[EXERCISE OBJECTIVE]
Copy out every line that contains "Istniejące".

[RECORDS SUPPLIED]
- - - - - - -

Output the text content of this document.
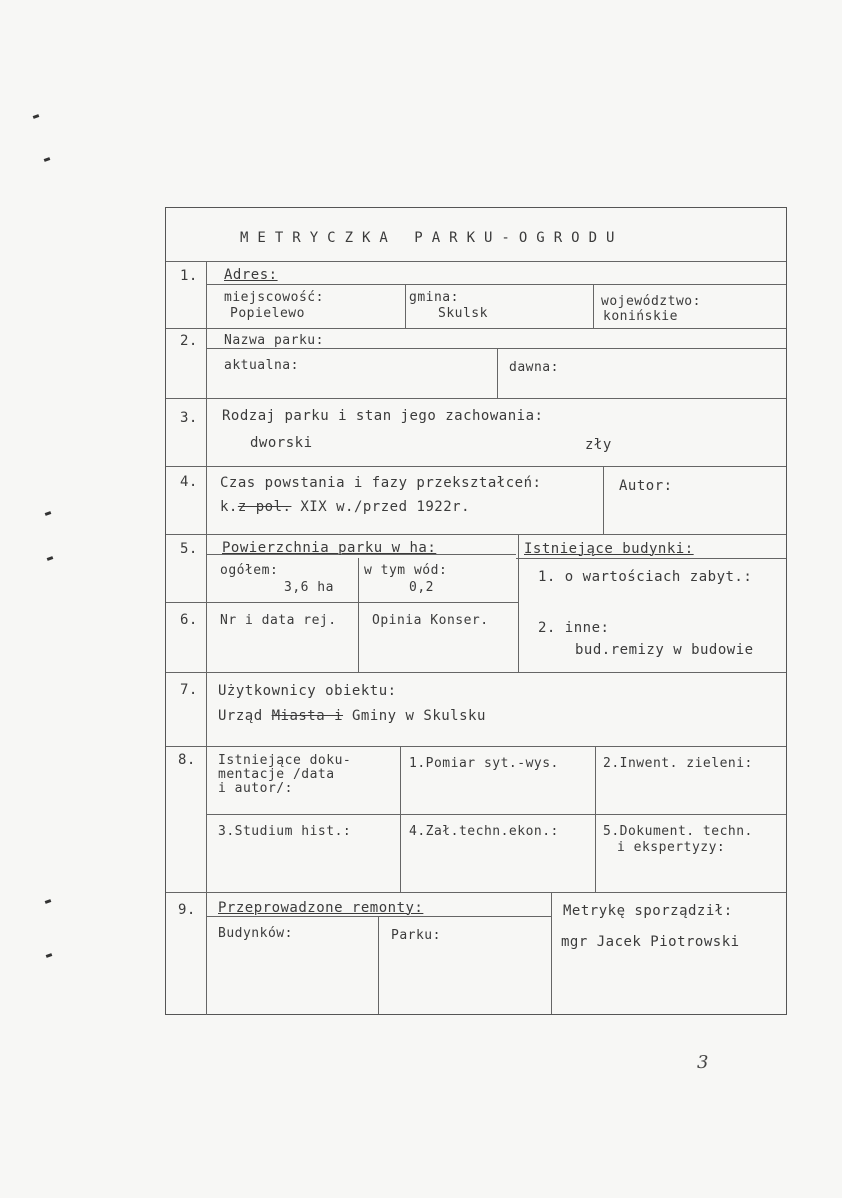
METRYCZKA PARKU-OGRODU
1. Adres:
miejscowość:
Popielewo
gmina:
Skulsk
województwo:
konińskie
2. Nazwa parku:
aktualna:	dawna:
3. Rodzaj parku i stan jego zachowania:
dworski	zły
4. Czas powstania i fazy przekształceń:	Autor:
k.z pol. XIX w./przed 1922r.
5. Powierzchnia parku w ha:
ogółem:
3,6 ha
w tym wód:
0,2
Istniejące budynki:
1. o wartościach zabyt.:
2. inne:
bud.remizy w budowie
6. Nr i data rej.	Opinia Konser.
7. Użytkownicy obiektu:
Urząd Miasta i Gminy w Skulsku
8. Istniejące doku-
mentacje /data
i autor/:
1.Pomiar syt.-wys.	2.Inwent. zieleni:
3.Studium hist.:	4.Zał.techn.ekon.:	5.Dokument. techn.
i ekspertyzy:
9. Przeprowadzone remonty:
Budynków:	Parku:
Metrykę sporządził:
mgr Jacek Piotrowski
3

- - - - - - -

[EXERCISE RESPONSE]
Istniejące budynki:
8. Istniejące doku-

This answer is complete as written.